◆ EXTRACTED DATA ◆
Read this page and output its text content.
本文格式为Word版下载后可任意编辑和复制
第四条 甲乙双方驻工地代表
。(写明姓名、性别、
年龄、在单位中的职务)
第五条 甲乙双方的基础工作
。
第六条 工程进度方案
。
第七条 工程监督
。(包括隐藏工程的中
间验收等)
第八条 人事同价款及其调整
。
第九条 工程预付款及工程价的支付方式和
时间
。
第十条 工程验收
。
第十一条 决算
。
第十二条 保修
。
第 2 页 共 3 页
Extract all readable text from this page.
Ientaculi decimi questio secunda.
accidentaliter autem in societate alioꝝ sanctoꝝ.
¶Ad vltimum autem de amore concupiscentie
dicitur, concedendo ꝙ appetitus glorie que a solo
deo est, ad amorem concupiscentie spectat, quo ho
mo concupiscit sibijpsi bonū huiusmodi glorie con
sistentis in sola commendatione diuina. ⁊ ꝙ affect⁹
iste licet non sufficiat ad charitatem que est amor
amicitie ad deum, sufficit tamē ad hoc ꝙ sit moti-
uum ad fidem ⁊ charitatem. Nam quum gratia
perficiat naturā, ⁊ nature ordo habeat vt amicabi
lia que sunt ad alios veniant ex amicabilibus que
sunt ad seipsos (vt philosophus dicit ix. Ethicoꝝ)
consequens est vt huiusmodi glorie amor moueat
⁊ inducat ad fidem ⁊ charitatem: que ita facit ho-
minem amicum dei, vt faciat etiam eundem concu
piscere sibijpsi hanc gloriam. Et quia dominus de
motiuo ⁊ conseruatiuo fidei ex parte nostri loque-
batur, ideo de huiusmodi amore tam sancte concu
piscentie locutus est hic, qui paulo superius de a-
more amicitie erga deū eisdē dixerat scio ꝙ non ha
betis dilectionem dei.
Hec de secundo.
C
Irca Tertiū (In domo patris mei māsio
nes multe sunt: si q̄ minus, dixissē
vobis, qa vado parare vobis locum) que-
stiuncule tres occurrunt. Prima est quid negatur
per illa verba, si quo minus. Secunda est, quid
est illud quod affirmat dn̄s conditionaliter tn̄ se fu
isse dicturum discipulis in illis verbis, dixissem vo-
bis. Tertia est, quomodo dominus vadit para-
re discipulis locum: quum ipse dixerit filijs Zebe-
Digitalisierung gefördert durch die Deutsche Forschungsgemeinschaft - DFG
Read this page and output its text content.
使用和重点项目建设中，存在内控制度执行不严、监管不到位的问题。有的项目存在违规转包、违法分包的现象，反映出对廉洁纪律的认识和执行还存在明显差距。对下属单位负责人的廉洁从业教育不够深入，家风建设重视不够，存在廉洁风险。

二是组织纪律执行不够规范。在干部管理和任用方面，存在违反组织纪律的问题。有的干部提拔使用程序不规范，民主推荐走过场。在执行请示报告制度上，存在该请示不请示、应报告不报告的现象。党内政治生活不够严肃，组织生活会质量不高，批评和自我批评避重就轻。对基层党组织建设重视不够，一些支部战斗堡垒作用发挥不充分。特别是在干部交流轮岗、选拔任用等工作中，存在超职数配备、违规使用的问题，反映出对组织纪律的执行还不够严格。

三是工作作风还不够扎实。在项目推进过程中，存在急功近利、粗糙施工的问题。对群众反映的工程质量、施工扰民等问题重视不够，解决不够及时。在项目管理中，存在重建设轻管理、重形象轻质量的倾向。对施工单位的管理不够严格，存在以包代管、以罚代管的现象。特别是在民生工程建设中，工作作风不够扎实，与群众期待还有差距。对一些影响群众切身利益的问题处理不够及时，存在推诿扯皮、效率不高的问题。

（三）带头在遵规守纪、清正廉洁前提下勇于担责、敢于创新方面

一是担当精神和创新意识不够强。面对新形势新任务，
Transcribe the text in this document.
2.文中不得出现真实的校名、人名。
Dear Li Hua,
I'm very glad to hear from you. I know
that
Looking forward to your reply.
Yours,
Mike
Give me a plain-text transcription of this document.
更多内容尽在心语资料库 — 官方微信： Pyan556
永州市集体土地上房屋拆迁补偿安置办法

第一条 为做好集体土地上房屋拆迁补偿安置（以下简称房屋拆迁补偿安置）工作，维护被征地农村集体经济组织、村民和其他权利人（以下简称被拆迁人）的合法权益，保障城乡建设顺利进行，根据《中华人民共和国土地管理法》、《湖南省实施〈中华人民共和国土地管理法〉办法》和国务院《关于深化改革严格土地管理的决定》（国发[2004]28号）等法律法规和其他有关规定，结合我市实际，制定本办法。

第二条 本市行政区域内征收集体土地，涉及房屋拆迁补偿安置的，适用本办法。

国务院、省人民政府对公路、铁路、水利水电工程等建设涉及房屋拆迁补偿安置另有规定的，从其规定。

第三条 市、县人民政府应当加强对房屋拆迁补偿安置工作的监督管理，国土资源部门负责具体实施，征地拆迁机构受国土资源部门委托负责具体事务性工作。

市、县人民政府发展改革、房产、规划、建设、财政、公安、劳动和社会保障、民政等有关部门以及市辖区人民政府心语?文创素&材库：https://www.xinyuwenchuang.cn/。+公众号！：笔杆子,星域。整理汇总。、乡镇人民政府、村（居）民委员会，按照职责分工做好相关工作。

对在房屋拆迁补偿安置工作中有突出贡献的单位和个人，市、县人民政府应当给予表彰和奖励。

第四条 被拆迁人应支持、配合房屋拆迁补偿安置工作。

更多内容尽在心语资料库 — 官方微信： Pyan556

◆ GIVEN PROBLEM ◆
Could you quote, exactly as they appear, the line containing "Give me a plain-text" and every line after it to the end of the records above?

◆ CORRECT RESULT ◆
Give me a plain-text transcription of this document.
更多内容尽在心语资料库 — 官方微信： Pyan556
永州市集体土地上房屋拆迁补偿安置办法

第一条 为做好集体土地上房屋拆迁补偿安置（以下简称房屋拆迁补偿安置）工作，维护被征地农村集体经济组织、村民和其他权利人（以下简称被拆迁人）的合法权益，保障城乡建设顺利进行，根据《中华人民共和国土地管理法》、《湖南省实施〈中华人民共和国土地管理法〉办法》和国务院《关于深化改革严格土地管理的决定》（国发[2004]28号）等法律法规和其他有关规定，结合我市实际，制定本办法。

第二条 本市行政区域内征收集体土地，涉及房屋拆迁补偿安置的，适用本办法。

国务院、省人民政府对公路、铁路、水利水电工程等建设涉及房屋拆迁补偿安置另有规定的，从其规定。

第三条 市、县人民政府应当加强对房屋拆迁补偿安置工作的监督管理，国土资源部门负责具体实施，征地拆迁机构受国土资源部门委托负责具体事务性工作。

市、县人民政府发展改革、房产、规划、建设、财政、公安、劳动和社会保障、民政等有关部门以及市辖区人民政府心语?文创素&材库：https://www.xinyuwenchuang.cn/。+公众号！：笔杆子,星域。整理汇总。、乡镇人民政府、村（居）民委员会，按照职责分工做好相关工作。

对在房屋拆迁补偿安置工作中有突出贡献的单位和个人，市、县人民政府应当给予表彰和奖励。

第四条 被拆迁人应支持、配合房屋拆迁补偿安置工作。

更多内容尽在心语资料库 — 官方微信： Pyan556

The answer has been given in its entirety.